▶ _INSTRUCTIONS TO FOLLOW_
All of the material below is to be repeated exactly.

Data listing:

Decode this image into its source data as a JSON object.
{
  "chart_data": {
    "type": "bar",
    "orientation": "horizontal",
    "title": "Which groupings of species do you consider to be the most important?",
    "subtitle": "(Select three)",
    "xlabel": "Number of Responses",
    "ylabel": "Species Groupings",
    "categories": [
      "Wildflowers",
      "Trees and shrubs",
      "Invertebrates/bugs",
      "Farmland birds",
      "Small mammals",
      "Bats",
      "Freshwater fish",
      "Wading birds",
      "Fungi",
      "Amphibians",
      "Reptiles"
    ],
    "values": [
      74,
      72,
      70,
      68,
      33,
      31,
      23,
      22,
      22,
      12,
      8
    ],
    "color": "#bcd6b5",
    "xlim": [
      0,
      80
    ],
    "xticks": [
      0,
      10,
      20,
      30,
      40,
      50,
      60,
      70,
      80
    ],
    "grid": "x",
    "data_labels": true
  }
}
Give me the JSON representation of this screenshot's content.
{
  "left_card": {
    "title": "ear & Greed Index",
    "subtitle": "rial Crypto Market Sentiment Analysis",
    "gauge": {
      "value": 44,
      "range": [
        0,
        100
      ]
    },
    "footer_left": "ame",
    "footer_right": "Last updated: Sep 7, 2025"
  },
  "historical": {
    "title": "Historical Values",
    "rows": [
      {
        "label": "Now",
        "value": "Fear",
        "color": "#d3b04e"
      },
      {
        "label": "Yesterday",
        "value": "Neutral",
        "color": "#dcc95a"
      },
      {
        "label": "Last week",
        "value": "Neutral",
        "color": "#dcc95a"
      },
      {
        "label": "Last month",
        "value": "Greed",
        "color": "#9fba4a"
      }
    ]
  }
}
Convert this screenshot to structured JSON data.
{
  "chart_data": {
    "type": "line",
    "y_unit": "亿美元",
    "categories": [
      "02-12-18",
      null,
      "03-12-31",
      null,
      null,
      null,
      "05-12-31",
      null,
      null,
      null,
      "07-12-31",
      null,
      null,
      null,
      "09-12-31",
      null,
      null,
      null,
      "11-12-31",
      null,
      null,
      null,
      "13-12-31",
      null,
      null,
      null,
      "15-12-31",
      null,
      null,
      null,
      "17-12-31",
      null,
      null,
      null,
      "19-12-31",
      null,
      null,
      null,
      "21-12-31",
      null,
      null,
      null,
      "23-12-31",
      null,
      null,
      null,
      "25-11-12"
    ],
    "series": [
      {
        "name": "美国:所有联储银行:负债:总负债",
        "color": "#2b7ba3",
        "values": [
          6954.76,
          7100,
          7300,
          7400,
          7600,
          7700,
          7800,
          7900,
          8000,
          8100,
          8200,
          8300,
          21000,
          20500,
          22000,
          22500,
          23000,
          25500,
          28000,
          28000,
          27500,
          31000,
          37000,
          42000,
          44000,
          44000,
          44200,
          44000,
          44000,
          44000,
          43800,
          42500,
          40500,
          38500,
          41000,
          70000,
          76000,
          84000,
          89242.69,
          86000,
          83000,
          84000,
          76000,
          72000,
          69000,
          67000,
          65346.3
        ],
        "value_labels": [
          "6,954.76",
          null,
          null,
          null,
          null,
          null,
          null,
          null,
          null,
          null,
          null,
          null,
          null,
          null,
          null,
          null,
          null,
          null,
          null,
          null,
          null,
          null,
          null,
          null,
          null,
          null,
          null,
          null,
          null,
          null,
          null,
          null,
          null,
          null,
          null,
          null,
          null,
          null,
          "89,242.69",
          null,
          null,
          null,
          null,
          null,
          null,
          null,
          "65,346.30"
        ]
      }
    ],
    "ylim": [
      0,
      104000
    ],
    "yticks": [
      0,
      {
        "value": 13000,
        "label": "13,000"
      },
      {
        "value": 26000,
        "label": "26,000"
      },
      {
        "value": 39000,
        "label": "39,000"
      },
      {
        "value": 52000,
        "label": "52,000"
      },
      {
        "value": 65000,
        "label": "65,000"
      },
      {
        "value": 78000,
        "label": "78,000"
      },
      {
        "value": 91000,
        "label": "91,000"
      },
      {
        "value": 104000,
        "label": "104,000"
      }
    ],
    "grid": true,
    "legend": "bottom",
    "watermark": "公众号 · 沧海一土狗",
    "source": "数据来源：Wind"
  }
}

▶ _REPLY_
Decode this image into its source data as a JSON object.
{
  "chart_data": {
    "type": "bar",
    "orientation": "horizontal",
    "title": "Which groupings of species do you consider to be the most important?",
    "subtitle": "(Select three)",
    "xlabel": "Number of Responses",
    "ylabel": "Species Groupings",
    "categories": [
      "Wildflowers",
      "Trees and shrubs",
      "Invertebrates/bugs",
      "Farmland birds",
      "Small mammals",
      "Bats",
      "Freshwater fish",
      "Wading birds",
      "Fungi",
      "Amphibians",
      "Reptiles"
    ],
    "values": [
      74,
      72,
      70,
      68,
      33,
      31,
      23,
      22,
      22,
      12,
      8
    ],
    "color": "#bcd6b5",
    "xlim": [
      0,
      80
    ],
    "xticks": [
      0,
      10,
      20,
      30,
      40,
      50,
      60,
      70,
      80
    ],
    "grid": "x",
    "data_labels": true
  }
}
Give me the JSON representation of this screenshot's content.
{
  "left_card": {
    "title": "ear & Greed Index",
    "subtitle": "rial Crypto Market Sentiment Analysis",
    "gauge": {
      "value": 44,
      "range": [
        0,
        100
      ]
    },
    "footer_left": "ame",
    "footer_right": "Last updated: Sep 7, 2025"
  },
  "historical": {
    "title": "Historical Values",
    "rows": [
      {
        "label": "Now",
        "value": "Fear",
        "color": "#d3b04e"
      },
      {
        "label": "Yesterday",
        "value": "Neutral",
        "color": "#dcc95a"
      },
      {
        "label": "Last week",
        "value": "Neutral",
        "color": "#dcc95a"
      },
      {
        "label": "Last month",
        "value": "Greed",
        "color": "#9fba4a"
      }
    ]
  }
}
Convert this screenshot to structured JSON data.
{
  "chart_data": {
    "type": "line",
    "y_unit": "亿美元",
    "categories": [
      "02-12-18",
      null,
      "03-12-31",
      null,
      null,
      null,
      "05-12-31",
      null,
      null,
      null,
      "07-12-31",
      null,
      null,
      null,
      "09-12-31",
      null,
      null,
      null,
      "11-12-31",
      null,
      null,
      null,
      "13-12-31",
      null,
      null,
      null,
      "15-12-31",
      null,
      null,
      null,
      "17-12-31",
      null,
      null,
      null,
      "19-12-31",
      null,
      null,
      null,
      "21-12-31",
      null,
      null,
      null,
      "23-12-31",
      null,
      null,
      null,
      "25-11-12"
    ],
    "series": [
      {
        "name": "美国:所有联储银行:负债:总负债",
        "color": "#2b7ba3",
        "values": [
          6954.76,
          7100,
          7300,
          7400,
          7600,
          7700,
          7800,
          7900,
          8000,
          8100,
          8200,
          8300,
          21000,
          20500,
          22000,
          22500,
          23000,
          25500,
          28000,
          28000,
          27500,
          31000,
          37000,
          42000,
          44000,
          44000,
          44200,
          44000,
          44000,
          44000,
          43800,
          42500,
          40500,
          38500,
          41000,
          70000,
          76000,
          84000,
          89242.69,
          86000,
          83000,
          84000,
          76000,
          72000,
          69000,
          67000,
          65346.3
        ],
        "value_labels": [
          "6,954.76",
          null,
          null,
          null,
          null,
          null,
          null,
          null,
          null,
          null,
          null,
          null,
          null,
          null,
          null,
          null,
          null,
          null,
          null,
          null,
          null,
          null,
          null,
          null,
          null,
          null,
          null,
          null,
          null,
          null,
          null,
          null,
          null,
          null,
          null,
          null,
          null,
          null,
          "89,242.69",
          null,
          null,
          null,
          null,
          null,
          null,
          null,
          "65,346.30"
        ]
      }
    ],
    "ylim": [
      0,
      104000
    ],
    "yticks": [
      0,
      {
        "value": 13000,
        "label": "13,000"
      },
      {
        "value": 26000,
        "label": "26,000"
      },
      {
        "value": 39000,
        "label": "39,000"
      },
      {
        "value": 52000,
        "label": "52,000"
      },
      {
        "value": 65000,
        "label": "65,000"
      },
      {
        "value": 78000,
        "label": "78,000"
      },
      {
        "value": 91000,
        "label": "91,000"
      },
      {
        "value": 104000,
        "label": "104,000"
      }
    ],
    "grid": true,
    "legend": "bottom",
    "watermark": "公众号 · 沧海一土狗",
    "source": "数据来源：Wind"
  }
}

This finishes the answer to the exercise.